=== REQUEST ===
From the listing below, pick out each line with the word "Dalrymple".

╔══

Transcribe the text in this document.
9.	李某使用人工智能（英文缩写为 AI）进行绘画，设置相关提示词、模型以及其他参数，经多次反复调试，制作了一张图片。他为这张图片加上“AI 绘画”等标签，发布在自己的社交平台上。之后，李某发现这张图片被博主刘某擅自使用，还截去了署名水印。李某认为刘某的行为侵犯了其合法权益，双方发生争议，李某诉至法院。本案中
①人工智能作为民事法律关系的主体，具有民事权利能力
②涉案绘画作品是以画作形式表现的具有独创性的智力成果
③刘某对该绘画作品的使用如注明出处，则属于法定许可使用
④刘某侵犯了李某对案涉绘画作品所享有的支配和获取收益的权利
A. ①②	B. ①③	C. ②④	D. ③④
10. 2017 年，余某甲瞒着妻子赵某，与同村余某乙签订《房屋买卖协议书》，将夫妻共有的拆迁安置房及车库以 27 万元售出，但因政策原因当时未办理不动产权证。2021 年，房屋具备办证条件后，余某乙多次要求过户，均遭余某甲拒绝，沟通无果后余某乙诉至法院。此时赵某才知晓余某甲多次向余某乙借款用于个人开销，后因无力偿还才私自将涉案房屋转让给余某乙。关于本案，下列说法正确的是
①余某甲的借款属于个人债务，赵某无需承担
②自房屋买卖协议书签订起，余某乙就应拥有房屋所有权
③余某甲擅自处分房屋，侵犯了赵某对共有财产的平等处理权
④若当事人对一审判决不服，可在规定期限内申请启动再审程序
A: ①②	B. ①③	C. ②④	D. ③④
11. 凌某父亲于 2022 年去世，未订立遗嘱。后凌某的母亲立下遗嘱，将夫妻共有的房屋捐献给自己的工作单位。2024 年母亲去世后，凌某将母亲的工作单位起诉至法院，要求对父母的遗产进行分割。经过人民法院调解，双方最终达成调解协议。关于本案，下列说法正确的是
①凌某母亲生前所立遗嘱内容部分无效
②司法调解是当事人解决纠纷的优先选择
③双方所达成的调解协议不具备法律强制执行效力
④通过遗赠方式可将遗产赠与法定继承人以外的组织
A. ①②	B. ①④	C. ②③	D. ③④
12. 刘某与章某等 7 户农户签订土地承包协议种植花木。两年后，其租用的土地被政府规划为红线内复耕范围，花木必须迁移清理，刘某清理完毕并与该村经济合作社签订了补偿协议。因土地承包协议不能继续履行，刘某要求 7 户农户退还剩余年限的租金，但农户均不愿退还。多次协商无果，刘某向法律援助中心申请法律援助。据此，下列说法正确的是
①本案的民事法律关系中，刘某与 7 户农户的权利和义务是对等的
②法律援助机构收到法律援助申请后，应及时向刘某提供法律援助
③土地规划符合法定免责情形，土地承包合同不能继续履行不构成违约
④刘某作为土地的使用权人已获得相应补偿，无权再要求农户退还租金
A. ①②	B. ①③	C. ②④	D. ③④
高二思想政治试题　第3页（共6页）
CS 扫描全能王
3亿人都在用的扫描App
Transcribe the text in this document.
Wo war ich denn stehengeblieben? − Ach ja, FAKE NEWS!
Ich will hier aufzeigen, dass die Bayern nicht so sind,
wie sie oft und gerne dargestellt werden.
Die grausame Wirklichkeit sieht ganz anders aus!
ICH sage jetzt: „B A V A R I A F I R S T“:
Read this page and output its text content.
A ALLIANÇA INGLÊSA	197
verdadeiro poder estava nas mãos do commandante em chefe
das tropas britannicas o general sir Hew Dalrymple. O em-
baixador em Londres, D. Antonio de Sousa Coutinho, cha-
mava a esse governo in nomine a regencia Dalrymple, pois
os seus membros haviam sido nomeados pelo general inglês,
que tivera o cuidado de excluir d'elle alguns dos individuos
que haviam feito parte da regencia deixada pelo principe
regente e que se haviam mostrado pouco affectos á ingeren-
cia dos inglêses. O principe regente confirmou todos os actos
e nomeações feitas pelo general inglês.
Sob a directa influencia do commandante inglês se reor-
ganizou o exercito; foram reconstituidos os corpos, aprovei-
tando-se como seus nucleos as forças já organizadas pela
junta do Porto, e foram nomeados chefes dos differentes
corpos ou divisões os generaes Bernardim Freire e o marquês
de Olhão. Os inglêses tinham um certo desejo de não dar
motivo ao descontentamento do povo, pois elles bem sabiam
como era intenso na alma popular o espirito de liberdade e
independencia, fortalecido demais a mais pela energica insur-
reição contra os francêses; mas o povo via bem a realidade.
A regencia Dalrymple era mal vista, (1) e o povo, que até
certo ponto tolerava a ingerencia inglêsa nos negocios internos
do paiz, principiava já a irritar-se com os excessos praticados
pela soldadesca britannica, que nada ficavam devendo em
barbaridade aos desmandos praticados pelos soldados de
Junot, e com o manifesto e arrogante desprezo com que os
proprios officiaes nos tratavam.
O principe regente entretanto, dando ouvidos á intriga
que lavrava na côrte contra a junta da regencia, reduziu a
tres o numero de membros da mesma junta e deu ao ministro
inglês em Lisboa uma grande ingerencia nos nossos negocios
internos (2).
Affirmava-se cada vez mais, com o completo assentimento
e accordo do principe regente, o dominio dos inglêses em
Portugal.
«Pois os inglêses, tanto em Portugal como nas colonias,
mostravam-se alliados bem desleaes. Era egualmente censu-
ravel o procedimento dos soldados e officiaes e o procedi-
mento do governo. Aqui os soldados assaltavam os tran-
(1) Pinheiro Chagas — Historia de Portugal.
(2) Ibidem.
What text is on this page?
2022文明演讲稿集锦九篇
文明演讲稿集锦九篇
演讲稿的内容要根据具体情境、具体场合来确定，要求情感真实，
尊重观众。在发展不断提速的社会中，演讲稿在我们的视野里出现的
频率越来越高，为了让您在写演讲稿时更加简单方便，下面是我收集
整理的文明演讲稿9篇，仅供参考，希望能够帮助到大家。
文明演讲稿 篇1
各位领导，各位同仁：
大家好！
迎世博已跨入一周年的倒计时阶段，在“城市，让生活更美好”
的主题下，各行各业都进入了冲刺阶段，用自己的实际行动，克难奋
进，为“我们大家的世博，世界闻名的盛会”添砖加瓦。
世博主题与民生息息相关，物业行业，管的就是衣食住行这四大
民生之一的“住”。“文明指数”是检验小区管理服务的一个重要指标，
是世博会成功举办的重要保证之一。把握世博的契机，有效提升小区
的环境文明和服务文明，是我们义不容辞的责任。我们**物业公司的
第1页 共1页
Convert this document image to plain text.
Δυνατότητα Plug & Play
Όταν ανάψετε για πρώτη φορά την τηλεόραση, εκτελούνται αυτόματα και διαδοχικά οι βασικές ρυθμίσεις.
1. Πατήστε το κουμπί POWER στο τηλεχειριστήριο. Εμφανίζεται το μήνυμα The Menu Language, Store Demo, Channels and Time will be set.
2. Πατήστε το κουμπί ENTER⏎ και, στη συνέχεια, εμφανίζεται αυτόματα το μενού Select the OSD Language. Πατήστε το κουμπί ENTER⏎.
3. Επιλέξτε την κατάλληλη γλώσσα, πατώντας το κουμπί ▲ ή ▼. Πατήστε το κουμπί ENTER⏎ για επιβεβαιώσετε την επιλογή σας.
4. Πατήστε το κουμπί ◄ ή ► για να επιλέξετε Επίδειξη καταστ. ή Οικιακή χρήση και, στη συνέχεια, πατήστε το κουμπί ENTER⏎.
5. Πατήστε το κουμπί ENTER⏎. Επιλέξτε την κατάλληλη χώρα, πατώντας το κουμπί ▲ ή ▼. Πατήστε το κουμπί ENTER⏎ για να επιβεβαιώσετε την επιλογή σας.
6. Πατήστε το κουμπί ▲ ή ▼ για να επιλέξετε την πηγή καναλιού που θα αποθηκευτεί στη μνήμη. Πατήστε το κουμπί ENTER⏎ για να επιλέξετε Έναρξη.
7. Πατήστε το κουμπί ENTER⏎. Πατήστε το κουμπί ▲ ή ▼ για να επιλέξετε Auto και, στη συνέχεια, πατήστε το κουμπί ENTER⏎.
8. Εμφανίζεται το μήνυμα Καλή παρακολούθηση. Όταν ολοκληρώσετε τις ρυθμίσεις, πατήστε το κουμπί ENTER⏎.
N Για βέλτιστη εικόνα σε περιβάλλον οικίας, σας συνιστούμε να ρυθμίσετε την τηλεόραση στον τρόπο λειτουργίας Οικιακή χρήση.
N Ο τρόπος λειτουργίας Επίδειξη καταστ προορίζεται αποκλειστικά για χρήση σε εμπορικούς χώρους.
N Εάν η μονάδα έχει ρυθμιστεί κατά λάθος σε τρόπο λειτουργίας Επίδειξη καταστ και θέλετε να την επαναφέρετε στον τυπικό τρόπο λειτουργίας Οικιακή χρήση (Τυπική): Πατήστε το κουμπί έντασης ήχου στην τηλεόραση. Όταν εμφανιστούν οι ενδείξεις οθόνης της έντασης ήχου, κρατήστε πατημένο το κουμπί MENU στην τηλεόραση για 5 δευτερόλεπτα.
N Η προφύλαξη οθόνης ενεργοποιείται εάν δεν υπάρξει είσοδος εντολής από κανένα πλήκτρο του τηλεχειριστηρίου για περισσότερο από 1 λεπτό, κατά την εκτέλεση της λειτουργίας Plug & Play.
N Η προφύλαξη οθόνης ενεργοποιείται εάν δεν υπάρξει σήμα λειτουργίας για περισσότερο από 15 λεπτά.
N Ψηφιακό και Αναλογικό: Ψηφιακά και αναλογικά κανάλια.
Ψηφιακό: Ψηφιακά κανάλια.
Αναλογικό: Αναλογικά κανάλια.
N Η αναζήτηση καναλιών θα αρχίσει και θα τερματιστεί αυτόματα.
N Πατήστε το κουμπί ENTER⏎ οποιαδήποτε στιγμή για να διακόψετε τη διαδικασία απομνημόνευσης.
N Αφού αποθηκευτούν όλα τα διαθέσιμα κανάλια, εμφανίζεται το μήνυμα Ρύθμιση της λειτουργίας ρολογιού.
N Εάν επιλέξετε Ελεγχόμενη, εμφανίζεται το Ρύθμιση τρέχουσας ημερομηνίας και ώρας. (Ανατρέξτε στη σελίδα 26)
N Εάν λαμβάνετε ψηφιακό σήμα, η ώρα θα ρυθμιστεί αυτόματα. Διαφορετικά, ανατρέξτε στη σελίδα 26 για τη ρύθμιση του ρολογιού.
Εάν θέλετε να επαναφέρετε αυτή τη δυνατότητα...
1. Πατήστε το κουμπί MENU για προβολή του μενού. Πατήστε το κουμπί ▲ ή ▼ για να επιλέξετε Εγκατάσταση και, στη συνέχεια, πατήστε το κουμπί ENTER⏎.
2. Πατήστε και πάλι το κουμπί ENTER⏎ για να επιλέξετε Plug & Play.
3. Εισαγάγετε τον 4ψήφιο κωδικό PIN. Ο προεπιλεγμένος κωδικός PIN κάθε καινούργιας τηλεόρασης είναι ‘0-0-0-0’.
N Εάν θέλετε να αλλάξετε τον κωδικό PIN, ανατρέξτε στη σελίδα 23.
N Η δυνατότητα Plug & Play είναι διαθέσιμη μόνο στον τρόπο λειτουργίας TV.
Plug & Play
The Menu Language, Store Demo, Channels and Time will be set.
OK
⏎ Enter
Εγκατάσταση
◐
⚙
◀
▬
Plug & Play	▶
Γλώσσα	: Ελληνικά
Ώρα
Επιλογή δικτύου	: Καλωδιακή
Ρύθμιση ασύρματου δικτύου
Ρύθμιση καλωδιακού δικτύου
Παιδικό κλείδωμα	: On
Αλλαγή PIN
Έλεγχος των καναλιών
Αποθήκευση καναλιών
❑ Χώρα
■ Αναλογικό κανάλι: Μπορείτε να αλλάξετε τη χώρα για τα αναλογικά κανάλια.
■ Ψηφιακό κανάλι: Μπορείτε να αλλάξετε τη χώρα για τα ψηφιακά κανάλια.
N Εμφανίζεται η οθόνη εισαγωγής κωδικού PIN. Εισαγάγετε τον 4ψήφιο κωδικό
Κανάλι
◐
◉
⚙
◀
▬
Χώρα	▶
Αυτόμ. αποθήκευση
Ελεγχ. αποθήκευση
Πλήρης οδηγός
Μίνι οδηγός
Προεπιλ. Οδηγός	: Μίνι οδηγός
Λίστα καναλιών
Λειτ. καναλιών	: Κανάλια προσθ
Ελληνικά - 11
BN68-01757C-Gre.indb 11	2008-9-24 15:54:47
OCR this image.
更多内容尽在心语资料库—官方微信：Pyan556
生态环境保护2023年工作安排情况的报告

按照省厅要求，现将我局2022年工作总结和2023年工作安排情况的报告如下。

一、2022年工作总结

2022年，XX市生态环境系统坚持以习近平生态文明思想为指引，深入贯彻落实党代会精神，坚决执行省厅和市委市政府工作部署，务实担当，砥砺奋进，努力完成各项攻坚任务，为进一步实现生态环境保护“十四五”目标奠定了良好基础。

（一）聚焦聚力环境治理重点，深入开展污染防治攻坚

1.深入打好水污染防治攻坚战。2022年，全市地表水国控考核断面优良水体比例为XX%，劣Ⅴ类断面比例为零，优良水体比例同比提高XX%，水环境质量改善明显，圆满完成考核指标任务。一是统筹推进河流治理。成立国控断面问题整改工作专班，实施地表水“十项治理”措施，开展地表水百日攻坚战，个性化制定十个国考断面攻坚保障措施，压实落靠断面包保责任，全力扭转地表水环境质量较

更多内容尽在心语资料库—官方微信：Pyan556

╚══

=== RESULT BELOW ===
das tropas britannicas o general sir Hew Dalrymple. O em-
mava a esse governo in nomine a regencia Dalrymple, pois
A regencia Dalrymple era mal vista, (1) e o povo, que até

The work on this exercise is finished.